Written task
Every record here needs to be written out again exactly.

-.-.-

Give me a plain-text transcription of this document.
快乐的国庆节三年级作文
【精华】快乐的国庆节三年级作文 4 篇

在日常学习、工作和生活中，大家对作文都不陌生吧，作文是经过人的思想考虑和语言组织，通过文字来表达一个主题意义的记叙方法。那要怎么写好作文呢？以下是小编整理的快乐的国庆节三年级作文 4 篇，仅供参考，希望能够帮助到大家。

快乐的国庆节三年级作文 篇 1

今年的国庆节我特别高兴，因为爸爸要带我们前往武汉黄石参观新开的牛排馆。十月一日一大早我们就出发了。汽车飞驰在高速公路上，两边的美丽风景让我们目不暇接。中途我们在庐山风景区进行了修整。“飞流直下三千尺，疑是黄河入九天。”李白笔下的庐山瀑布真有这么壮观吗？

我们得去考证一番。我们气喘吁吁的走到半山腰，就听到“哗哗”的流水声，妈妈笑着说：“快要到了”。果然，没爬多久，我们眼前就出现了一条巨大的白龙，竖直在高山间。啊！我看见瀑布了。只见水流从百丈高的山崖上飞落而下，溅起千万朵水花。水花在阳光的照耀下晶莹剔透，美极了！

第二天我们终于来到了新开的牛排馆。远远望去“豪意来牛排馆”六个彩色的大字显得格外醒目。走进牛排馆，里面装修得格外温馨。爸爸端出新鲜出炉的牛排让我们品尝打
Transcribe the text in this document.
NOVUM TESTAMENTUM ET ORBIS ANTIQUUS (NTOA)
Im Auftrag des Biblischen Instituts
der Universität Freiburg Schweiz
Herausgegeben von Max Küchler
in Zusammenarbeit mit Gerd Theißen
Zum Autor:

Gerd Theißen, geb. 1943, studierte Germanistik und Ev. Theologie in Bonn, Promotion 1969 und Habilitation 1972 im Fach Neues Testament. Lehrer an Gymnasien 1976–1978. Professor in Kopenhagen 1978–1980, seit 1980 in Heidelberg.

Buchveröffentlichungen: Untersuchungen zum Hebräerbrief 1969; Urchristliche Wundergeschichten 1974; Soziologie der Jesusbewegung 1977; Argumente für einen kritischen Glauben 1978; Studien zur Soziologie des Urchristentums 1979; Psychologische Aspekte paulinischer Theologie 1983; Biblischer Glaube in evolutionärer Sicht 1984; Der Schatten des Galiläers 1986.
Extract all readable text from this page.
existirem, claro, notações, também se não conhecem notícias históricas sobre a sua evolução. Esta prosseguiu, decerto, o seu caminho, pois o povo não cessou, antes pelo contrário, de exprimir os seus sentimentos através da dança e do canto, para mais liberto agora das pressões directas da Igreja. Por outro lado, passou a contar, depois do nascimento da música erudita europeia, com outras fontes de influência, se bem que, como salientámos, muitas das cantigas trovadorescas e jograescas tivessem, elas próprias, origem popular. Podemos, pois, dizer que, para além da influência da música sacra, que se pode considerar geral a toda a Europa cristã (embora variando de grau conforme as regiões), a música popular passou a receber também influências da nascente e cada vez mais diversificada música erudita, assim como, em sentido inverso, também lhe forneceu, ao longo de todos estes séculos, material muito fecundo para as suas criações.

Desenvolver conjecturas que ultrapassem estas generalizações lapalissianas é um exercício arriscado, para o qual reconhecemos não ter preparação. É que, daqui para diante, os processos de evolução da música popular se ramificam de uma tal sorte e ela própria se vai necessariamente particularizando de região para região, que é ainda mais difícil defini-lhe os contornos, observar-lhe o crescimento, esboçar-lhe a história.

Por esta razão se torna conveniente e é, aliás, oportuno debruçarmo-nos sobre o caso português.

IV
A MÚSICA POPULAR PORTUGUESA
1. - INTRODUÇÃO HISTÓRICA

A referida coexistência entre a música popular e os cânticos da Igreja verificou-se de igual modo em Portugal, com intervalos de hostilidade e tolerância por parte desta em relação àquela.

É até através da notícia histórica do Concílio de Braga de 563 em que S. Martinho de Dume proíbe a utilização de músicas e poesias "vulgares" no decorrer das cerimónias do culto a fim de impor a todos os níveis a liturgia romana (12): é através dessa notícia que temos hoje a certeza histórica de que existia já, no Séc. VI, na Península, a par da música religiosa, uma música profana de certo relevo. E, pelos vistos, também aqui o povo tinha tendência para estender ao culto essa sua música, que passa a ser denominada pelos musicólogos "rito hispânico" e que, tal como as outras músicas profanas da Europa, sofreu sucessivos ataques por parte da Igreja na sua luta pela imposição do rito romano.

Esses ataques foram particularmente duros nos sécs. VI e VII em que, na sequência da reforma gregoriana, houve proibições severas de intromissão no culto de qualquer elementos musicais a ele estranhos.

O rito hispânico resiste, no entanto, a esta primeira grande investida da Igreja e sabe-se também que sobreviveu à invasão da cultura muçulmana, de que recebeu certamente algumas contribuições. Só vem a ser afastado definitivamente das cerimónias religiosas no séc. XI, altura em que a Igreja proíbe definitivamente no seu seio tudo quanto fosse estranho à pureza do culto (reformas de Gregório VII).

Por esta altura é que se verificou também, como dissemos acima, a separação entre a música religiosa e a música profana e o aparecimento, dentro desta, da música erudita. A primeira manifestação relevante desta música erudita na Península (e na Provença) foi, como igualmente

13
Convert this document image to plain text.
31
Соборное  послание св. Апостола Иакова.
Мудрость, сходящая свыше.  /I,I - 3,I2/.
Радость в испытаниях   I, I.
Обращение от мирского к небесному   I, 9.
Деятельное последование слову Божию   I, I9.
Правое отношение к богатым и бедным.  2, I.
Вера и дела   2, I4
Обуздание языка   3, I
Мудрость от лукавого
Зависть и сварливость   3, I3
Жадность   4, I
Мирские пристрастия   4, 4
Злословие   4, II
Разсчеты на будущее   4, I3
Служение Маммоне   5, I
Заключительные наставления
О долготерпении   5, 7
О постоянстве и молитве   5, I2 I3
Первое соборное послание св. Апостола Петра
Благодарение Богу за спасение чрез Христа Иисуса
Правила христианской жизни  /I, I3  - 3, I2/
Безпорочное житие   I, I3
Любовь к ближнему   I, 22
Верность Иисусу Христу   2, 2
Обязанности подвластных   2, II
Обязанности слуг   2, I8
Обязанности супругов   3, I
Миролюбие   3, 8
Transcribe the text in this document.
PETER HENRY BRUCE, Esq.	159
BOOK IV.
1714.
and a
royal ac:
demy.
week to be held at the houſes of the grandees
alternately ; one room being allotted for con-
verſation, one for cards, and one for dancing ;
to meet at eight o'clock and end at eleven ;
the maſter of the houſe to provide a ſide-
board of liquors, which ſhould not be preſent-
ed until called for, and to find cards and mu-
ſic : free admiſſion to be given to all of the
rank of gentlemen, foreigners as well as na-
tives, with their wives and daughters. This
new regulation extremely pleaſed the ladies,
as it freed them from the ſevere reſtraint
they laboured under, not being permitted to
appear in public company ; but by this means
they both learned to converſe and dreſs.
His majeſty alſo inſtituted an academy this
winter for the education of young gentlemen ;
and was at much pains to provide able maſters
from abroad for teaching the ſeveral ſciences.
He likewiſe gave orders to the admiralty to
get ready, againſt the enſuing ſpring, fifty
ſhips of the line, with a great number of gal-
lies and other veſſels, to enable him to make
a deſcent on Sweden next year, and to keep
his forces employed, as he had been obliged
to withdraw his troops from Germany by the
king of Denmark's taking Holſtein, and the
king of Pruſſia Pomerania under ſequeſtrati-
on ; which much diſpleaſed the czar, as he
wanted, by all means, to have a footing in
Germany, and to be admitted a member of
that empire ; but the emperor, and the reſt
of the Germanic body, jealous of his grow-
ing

-.-.-

Answer to the problem
Give me a plain-text transcription of this document.
快乐的国庆节三年级作文
【精华】快乐的国庆节三年级作文 4 篇

在日常学习、工作和生活中，大家对作文都不陌生吧，作文是经过人的思想考虑和语言组织，通过文字来表达一个主题意义的记叙方法。那要怎么写好作文呢？以下是小编整理的快乐的国庆节三年级作文 4 篇，仅供参考，希望能够帮助到大家。

快乐的国庆节三年级作文 篇 1

今年的国庆节我特别高兴，因为爸爸要带我们前往武汉黄石参观新开的牛排馆。十月一日一大早我们就出发了。汽车飞驰在高速公路上，两边的美丽风景让我们目不暇接。中途我们在庐山风景区进行了修整。“飞流直下三千尺，疑是黄河入九天。”李白笔下的庐山瀑布真有这么壮观吗？

我们得去考证一番。我们气喘吁吁的走到半山腰，就听到“哗哗”的流水声，妈妈笑着说：“快要到了”。果然，没爬多久，我们眼前就出现了一条巨大的白龙，竖直在高山间。啊！我看见瀑布了。只见水流从百丈高的山崖上飞落而下，溅起千万朵水花。水花在阳光的照耀下晶莹剔透，美极了！

第二天我们终于来到了新开的牛排馆。远远望去“豪意来牛排馆”六个彩色的大字显得格外醒目。走进牛排馆，里面装修得格外温馨。爸爸端出新鲜出炉的牛排让我们品尝打
Transcribe the text in this document.
NOVUM TESTAMENTUM ET ORBIS ANTIQUUS (NTOA)
Im Auftrag des Biblischen Instituts
der Universität Freiburg Schweiz
Herausgegeben von Max Küchler
in Zusammenarbeit mit Gerd Theißen
Zum Autor:

Gerd Theißen, geb. 1943, studierte Germanistik und Ev. Theologie in Bonn, Promotion 1969 und Habilitation 1972 im Fach Neues Testament. Lehrer an Gymnasien 1976–1978. Professor in Kopenhagen 1978–1980, seit 1980 in Heidelberg.

Buchveröffentlichungen: Untersuchungen zum Hebräerbrief 1969; Urchristliche Wundergeschichten 1974; Soziologie der Jesusbewegung 1977; Argumente für einen kritischen Glauben 1978; Studien zur Soziologie des Urchristentums 1979; Psychologische Aspekte paulinischer Theologie 1983; Biblischer Glaube in evolutionärer Sicht 1984; Der Schatten des Galiläers 1986.
Extract all readable text from this page.
existirem, claro, notações, também se não conhecem notícias históricas sobre a sua evolução. Esta prosseguiu, decerto, o seu caminho, pois o povo não cessou, antes pelo contrário, de exprimir os seus sentimentos através da dança e do canto, para mais liberto agora das pressões directas da Igreja. Por outro lado, passou a contar, depois do nascimento da música erudita europeia, com outras fontes de influência, se bem que, como salientámos, muitas das cantigas trovadorescas e jograescas tivessem, elas próprias, origem popular. Podemos, pois, dizer que, para além da influência da música sacra, que se pode considerar geral a toda a Europa cristã (embora variando de grau conforme as regiões), a música popular passou a receber também influências da nascente e cada vez mais diversificada música erudita, assim como, em sentido inverso, também lhe forneceu, ao longo de todos estes séculos, material muito fecundo para as suas criações.

Desenvolver conjecturas que ultrapassem estas generalizações lapalissianas é um exercício arriscado, para o qual reconhecemos não ter preparação. É que, daqui para diante, os processos de evolução da música popular se ramificam de uma tal sorte e ela própria se vai necessariamente particularizando de região para região, que é ainda mais difícil defini-lhe os contornos, observar-lhe o crescimento, esboçar-lhe a história.

Por esta razão se torna conveniente e é, aliás, oportuno debruçarmo-nos sobre o caso português.

IV
A MÚSICA POPULAR PORTUGUESA
1. - INTRODUÇÃO HISTÓRICA

A referida coexistência entre a música popular e os cânticos da Igreja verificou-se de igual modo em Portugal, com intervalos de hostilidade e tolerância por parte desta em relação àquela.

É até através da notícia histórica do Concílio de Braga de 563 em que S. Martinho de Dume proíbe a utilização de músicas e poesias "vulgares" no decorrer das cerimónias do culto a fim de impor a todos os níveis a liturgia romana (12): é através dessa notícia que temos hoje a certeza histórica de que existia já, no Séc. VI, na Península, a par da música religiosa, uma música profana de certo relevo. E, pelos vistos, também aqui o povo tinha tendência para estender ao culto essa sua música, que passa a ser denominada pelos musicólogos "rito hispânico" e que, tal como as outras músicas profanas da Europa, sofreu sucessivos ataques por parte da Igreja na sua luta pela imposição do rito romano.

Esses ataques foram particularmente duros nos sécs. VI e VII em que, na sequência da reforma gregoriana, houve proibições severas de intromissão no culto de qualquer elementos musicais a ele estranhos.

O rito hispânico resiste, no entanto, a esta primeira grande investida da Igreja e sabe-se também que sobreviveu à invasão da cultura muçulmana, de que recebeu certamente algumas contribuições. Só vem a ser afastado definitivamente das cerimónias religiosas no séc. XI, altura em que a Igreja proíbe definitivamente no seu seio tudo quanto fosse estranho à pureza do culto (reformas de Gregório VII).

Por esta altura é que se verificou também, como dissemos acima, a separação entre a música religiosa e a música profana e o aparecimento, dentro desta, da música erudita. A primeira manifestação relevante desta música erudita na Península (e na Provença) foi, como igualmente

13
Convert this document image to plain text.
31
Соборное  послание св. Апостола Иакова.
Мудрость, сходящая свыше.  /I,I - 3,I2/.
Радость в испытаниях   I, I.
Обращение от мирского к небесному   I, 9.
Деятельное последование слову Божию   I, I9.
Правое отношение к богатым и бедным.  2, I.
Вера и дела   2, I4
Обуздание языка   3, I
Мудрость от лукавого
Зависть и сварливость   3, I3
Жадность   4, I
Мирские пристрастия   4, 4
Злословие   4, II
Разсчеты на будущее   4, I3
Служение Маммоне   5, I
Заключительные наставления
О долготерпении   5, 7
О постоянстве и молитве   5, I2 I3
Первое соборное послание св. Апостола Петра
Благодарение Богу за спасение чрез Христа Иисуса
Правила христианской жизни  /I, I3  - 3, I2/
Безпорочное житие   I, I3
Любовь к ближнему   I, 22
Верность Иисусу Христу   2, 2
Обязанности подвластных   2, II
Обязанности слуг   2, I8
Обязанности супругов   3, I
Миролюбие   3, 8
Transcribe the text in this document.
PETER HENRY BRUCE, Esq.	159
BOOK IV.
1714.
and a
royal ac:
demy.
week to be held at the houſes of the grandees
alternately ; one room being allotted for con-
verſation, one for cards, and one for dancing ;
to meet at eight o'clock and end at eleven ;
the maſter of the houſe to provide a ſide-
board of liquors, which ſhould not be preſent-
ed until called for, and to find cards and mu-
ſic : free admiſſion to be given to all of the
rank of gentlemen, foreigners as well as na-
tives, with their wives and daughters. This
new regulation extremely pleaſed the ladies,
as it freed them from the ſevere reſtraint
they laboured under, not being permitted to
appear in public company ; but by this means
they both learned to converſe and dreſs.
His majeſty alſo inſtituted an academy this
winter for the education of young gentlemen ;
and was at much pains to provide able maſters
from abroad for teaching the ſeveral ſciences.
He likewiſe gave orders to the admiralty to
get ready, againſt the enſuing ſpring, fifty
ſhips of the line, with a great number of gal-
lies and other veſſels, to enable him to make
a deſcent on Sweden next year, and to keep
his forces employed, as he had been obliged
to withdraw his troops from Germany by the
king of Denmark's taking Holſtein, and the
king of Pruſſia Pomerania under ſequeſtrati-
on ; which much diſpleaſed the czar, as he
wanted, by all means, to have a footing in
Germany, and to be admitted a member of
that empire ; but the emperor, and the reſt
of the Germanic body, jealous of his grow-
ing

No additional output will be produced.